Give the number of lines in this listing that contain the word "JSON", and nothing else.

* BEGIN *

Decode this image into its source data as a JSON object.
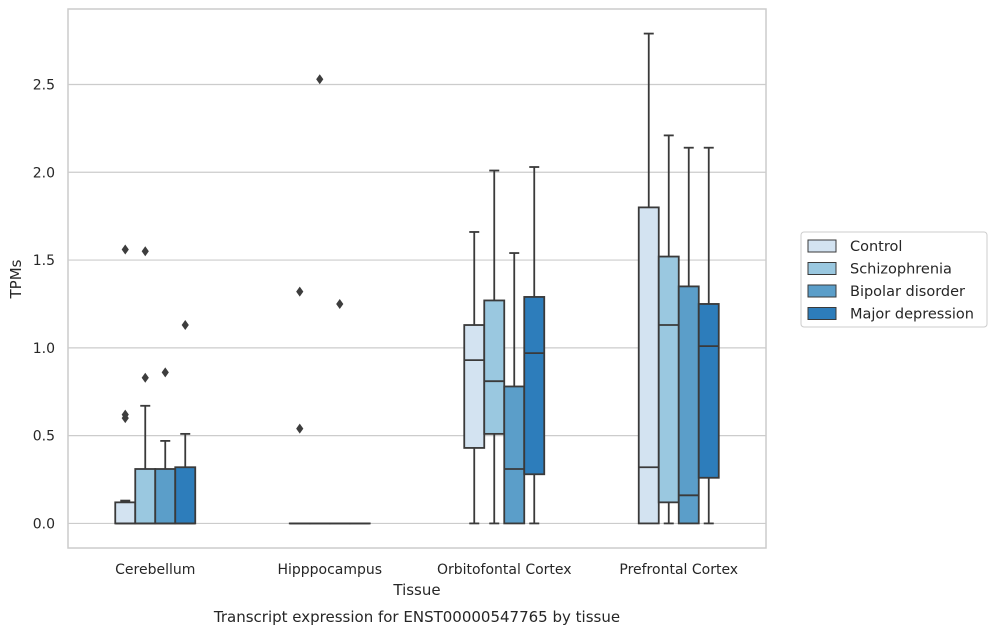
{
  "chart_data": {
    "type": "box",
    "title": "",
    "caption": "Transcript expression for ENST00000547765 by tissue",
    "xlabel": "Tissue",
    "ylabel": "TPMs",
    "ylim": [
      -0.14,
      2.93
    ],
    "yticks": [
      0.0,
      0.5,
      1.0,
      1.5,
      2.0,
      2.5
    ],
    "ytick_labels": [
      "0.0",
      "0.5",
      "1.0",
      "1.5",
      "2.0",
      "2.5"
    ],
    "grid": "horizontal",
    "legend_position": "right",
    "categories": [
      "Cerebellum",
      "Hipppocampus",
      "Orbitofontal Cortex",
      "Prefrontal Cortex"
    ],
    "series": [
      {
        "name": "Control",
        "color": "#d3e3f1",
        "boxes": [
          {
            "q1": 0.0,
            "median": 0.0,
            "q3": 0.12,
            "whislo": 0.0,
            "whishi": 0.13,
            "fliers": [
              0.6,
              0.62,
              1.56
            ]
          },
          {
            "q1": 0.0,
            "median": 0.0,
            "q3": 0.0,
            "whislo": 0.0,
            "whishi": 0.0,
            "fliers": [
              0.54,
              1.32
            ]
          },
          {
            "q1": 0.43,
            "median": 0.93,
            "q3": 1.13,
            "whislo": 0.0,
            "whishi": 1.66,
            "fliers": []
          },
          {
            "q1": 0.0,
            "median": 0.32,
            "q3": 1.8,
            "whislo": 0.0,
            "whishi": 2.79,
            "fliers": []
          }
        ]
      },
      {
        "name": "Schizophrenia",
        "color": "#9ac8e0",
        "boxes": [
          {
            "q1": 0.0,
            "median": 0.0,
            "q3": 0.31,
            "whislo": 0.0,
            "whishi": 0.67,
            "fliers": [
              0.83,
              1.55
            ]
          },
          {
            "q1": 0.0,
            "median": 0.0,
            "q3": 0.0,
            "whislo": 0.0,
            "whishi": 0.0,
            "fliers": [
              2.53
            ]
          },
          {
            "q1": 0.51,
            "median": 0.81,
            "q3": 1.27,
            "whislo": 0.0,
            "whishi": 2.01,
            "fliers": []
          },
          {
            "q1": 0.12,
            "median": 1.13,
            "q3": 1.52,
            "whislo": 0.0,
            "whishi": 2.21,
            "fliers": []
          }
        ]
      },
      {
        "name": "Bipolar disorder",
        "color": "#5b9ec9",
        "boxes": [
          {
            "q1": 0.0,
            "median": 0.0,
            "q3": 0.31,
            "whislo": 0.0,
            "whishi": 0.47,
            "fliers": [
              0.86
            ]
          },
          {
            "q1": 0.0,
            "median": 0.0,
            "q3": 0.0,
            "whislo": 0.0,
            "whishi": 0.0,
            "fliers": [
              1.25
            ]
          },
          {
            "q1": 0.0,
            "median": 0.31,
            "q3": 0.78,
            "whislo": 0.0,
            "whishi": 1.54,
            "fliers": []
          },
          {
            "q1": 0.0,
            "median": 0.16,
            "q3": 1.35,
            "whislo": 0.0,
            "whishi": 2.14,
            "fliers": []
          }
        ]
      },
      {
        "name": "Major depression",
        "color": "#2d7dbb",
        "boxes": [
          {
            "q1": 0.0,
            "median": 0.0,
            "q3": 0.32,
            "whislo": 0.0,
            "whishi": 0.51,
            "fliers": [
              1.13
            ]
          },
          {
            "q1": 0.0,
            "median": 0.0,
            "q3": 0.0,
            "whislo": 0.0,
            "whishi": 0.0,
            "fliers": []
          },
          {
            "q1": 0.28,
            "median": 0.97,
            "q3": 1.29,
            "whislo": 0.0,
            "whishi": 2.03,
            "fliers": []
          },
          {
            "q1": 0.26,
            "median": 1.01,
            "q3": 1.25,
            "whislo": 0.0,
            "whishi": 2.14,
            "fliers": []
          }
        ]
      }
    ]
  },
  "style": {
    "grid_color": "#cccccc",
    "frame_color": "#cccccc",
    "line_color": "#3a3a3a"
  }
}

* END *
* BEGIN *

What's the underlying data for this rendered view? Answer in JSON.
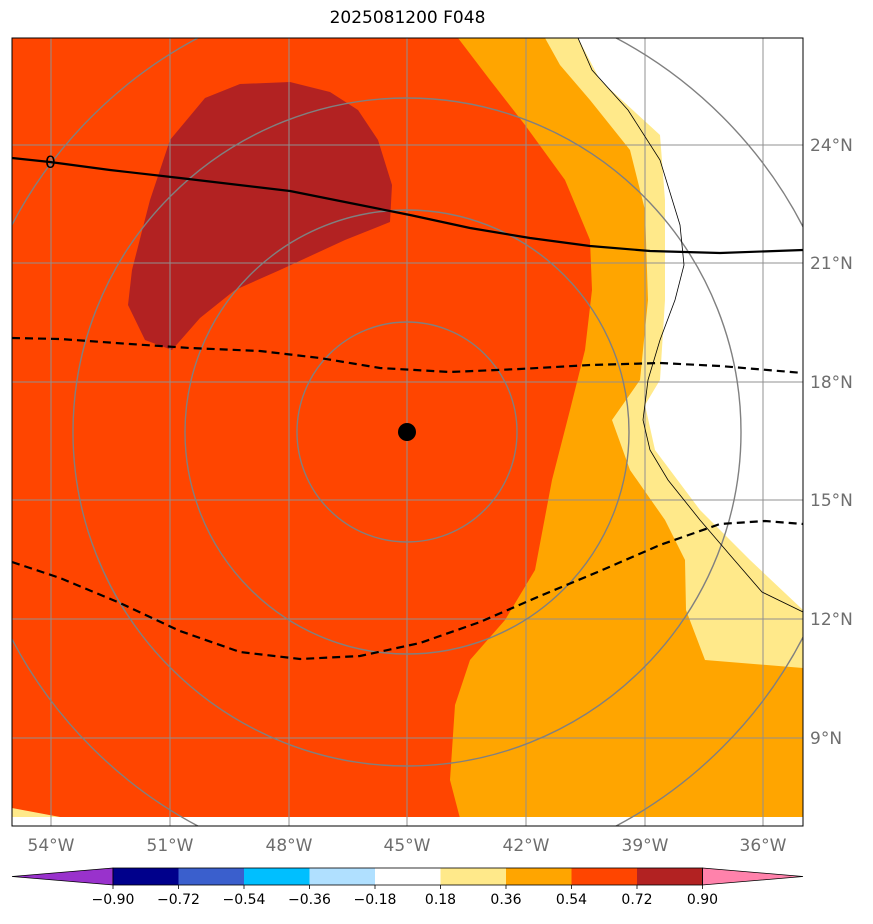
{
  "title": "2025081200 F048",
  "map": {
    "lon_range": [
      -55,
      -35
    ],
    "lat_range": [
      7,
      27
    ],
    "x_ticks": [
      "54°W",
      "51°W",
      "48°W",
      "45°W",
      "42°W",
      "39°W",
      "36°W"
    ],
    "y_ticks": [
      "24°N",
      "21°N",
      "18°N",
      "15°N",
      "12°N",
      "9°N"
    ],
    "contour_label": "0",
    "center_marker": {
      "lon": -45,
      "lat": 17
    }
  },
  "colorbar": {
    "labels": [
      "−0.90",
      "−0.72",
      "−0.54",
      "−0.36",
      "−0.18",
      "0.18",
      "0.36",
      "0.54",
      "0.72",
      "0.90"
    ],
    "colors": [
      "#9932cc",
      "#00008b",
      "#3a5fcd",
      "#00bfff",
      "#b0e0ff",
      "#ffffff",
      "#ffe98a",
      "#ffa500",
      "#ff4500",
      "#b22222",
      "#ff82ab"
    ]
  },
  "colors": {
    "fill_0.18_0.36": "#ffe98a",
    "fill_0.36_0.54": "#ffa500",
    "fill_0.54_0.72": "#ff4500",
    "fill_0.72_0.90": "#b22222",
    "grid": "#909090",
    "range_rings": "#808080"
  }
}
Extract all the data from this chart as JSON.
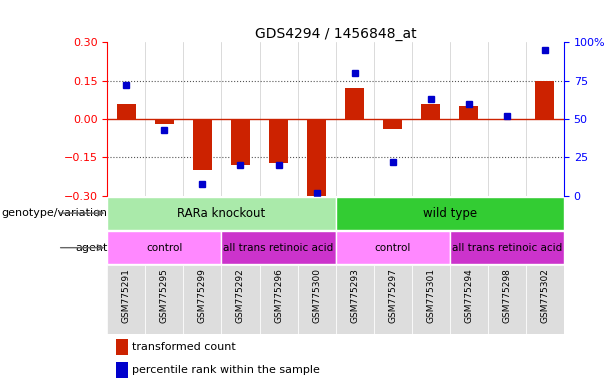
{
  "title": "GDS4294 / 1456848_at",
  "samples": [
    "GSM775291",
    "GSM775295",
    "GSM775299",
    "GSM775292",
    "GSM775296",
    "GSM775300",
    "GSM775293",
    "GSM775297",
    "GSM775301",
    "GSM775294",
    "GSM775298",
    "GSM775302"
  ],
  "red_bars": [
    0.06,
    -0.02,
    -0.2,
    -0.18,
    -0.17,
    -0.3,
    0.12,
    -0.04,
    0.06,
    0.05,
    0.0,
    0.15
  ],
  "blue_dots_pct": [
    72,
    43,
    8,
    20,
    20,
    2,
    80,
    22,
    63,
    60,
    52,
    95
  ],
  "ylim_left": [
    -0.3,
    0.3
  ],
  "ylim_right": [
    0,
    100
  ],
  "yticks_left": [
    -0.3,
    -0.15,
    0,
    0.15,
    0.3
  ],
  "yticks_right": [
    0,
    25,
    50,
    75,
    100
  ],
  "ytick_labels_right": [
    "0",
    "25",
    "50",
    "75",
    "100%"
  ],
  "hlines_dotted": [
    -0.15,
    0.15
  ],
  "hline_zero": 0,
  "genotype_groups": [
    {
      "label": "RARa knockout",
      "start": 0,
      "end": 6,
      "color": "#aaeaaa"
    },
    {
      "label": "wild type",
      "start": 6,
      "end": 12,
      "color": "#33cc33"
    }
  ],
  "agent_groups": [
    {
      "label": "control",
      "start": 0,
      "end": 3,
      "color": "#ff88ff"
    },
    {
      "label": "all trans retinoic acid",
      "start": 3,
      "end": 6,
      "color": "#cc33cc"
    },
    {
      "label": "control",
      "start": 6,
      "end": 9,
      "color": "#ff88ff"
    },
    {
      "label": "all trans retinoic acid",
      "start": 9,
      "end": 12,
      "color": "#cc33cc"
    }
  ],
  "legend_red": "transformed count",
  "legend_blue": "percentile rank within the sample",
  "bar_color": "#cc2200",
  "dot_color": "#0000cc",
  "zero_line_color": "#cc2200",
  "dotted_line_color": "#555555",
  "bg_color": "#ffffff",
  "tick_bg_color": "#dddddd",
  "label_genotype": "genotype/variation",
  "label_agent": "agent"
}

* END *

• Expected answer: 3